▸ MATERIAL
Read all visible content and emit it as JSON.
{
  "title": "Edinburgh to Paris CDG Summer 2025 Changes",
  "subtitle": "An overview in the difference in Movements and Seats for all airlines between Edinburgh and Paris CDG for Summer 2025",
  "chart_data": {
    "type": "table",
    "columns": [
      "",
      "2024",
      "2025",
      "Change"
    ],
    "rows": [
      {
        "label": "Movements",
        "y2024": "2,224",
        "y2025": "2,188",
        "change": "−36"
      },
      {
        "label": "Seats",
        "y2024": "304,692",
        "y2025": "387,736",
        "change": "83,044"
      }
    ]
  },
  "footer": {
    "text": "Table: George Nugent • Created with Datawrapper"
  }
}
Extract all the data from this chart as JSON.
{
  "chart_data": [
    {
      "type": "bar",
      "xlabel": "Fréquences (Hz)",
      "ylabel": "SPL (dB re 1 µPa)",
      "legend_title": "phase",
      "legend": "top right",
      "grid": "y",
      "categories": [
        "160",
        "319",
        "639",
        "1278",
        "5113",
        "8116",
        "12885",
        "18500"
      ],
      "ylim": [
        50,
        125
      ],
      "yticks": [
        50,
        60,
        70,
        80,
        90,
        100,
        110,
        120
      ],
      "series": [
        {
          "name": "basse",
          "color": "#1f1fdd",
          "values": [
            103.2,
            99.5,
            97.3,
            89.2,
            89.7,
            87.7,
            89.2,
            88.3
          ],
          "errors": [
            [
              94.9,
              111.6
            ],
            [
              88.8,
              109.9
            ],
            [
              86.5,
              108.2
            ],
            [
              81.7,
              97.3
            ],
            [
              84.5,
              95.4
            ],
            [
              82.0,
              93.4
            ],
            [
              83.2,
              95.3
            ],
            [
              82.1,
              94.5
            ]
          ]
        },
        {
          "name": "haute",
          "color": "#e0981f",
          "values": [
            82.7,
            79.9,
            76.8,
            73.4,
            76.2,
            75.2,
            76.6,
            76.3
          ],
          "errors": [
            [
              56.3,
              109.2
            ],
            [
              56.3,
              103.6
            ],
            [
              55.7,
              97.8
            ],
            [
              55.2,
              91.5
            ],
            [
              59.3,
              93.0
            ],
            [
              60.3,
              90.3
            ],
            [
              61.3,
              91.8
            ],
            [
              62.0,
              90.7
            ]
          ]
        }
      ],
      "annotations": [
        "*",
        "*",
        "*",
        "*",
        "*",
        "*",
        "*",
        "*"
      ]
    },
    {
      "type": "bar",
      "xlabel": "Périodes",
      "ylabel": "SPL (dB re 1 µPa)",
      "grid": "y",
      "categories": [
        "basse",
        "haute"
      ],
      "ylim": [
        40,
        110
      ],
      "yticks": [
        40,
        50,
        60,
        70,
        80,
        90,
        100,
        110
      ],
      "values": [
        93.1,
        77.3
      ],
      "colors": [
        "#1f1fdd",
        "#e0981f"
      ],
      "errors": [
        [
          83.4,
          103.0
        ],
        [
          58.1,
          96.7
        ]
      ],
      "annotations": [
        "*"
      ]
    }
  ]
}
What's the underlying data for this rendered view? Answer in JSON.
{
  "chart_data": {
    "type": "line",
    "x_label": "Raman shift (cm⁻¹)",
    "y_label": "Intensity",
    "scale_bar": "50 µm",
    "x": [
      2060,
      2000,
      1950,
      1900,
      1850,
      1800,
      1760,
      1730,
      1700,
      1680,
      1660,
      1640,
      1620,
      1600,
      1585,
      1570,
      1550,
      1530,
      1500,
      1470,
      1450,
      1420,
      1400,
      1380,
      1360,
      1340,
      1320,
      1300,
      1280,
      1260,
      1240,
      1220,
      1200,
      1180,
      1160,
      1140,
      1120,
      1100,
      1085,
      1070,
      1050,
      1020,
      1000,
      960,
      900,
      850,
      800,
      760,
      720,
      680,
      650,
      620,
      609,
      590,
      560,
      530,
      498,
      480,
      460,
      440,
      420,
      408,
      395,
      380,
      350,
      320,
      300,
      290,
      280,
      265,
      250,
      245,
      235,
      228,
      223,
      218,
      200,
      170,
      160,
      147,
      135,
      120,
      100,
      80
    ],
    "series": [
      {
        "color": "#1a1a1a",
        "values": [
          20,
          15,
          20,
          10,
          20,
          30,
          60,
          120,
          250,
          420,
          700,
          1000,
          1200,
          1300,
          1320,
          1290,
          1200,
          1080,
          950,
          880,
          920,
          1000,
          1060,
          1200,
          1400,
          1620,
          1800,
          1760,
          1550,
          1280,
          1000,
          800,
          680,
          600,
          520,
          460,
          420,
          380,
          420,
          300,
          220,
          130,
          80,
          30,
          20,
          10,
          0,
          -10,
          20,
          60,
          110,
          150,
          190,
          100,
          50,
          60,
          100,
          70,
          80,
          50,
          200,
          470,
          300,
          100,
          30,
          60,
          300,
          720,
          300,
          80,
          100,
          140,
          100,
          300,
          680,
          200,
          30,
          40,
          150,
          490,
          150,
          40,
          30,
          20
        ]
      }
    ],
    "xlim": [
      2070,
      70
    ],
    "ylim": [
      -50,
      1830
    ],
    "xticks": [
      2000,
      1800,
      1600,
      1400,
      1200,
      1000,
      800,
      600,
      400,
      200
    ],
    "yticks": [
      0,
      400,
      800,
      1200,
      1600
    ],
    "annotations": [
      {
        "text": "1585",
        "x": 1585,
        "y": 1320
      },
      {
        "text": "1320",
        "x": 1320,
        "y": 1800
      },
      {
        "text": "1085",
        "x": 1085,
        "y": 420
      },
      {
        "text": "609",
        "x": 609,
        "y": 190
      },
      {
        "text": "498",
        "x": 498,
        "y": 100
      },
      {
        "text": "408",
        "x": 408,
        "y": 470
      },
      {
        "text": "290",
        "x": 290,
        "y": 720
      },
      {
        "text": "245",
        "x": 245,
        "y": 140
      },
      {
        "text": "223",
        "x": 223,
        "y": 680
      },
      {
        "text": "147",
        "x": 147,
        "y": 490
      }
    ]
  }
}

▸ DIRECTIVE
Copy each line of the records containing the string "type".

▸ RESPONSE
    "type": "table",
      "type": "bar",
      "type": "bar",
    "type": "line",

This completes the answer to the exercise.